▶ **Your task**
Out of the lines below, please list those that hold the string "Apparel".

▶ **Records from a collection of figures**
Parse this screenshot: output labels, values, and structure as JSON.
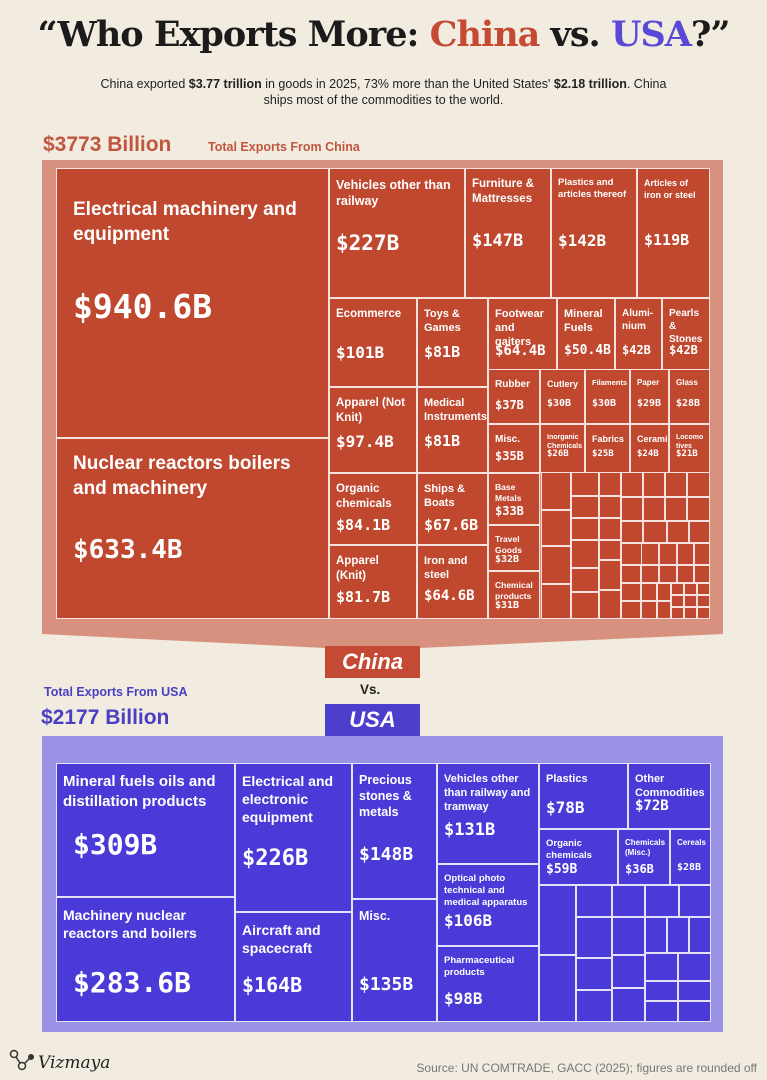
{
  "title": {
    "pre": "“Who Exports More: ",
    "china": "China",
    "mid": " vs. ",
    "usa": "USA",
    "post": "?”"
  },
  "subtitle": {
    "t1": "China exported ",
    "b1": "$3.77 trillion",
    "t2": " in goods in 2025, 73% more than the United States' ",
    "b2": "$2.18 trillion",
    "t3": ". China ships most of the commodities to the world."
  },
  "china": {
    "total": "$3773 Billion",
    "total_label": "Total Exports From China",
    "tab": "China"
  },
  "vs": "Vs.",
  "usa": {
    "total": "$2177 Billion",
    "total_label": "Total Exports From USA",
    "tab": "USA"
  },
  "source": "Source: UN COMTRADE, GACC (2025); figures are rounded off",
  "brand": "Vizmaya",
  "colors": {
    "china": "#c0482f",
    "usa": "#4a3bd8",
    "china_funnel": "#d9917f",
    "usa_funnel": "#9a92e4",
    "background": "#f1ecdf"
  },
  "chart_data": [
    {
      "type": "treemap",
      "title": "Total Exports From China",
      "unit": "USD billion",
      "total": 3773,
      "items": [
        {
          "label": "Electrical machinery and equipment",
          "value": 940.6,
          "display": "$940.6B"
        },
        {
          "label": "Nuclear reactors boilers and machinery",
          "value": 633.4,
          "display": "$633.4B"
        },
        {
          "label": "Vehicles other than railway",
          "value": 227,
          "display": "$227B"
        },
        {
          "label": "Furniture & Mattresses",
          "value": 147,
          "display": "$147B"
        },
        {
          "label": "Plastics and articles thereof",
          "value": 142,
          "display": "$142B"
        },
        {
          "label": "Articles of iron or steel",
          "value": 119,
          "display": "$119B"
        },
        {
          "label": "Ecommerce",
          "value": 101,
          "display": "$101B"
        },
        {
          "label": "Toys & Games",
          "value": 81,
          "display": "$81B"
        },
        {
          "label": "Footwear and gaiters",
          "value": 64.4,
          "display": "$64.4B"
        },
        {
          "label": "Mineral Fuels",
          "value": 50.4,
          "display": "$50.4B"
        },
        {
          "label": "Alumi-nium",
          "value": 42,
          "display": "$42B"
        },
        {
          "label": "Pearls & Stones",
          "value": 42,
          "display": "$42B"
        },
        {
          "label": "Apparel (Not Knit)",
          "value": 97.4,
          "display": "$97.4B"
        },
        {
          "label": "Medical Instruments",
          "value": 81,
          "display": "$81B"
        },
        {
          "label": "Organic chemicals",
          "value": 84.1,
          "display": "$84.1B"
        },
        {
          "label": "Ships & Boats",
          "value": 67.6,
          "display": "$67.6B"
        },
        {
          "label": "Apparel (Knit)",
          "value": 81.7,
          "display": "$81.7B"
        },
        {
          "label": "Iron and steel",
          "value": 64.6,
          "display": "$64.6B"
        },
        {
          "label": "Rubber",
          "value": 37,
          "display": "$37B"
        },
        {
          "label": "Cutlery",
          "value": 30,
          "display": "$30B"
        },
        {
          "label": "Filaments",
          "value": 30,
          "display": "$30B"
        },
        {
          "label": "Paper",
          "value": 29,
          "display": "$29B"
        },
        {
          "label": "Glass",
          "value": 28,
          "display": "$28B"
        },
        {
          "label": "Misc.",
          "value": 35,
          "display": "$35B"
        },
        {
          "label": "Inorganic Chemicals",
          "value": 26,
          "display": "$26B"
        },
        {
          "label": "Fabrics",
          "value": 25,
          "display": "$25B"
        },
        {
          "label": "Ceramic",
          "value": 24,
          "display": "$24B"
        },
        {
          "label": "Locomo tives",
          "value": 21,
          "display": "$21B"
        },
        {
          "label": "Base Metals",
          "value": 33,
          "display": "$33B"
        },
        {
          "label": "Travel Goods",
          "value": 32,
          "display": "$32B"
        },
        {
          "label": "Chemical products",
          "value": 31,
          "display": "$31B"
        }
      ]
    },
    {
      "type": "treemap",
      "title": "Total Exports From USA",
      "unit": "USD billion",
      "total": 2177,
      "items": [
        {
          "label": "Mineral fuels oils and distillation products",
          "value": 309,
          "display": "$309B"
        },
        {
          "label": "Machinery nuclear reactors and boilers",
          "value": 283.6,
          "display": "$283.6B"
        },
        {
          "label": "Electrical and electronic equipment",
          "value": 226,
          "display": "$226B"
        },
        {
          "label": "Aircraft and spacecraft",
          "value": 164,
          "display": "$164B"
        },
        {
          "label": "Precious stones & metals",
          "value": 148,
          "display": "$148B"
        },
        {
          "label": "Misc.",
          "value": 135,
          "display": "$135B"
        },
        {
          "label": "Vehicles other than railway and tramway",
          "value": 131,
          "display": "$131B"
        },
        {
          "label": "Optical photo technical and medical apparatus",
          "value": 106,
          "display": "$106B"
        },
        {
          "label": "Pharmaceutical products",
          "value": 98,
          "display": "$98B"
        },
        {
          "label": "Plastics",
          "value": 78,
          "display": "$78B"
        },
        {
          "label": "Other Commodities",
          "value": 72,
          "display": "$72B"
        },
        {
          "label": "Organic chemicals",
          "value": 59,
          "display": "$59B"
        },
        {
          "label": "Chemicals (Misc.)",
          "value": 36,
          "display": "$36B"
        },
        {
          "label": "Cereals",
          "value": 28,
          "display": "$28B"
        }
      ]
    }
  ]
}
==
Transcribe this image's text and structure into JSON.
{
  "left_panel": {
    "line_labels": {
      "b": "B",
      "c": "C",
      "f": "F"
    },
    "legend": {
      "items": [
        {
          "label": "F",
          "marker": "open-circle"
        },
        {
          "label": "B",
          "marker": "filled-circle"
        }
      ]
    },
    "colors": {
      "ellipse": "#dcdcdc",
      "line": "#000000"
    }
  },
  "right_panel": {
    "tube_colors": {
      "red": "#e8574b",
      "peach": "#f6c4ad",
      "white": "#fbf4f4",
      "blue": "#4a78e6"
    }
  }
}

▶ **Response below**
          "label": "Apparel (Not Knit)",
          "label": "Apparel (Knit)",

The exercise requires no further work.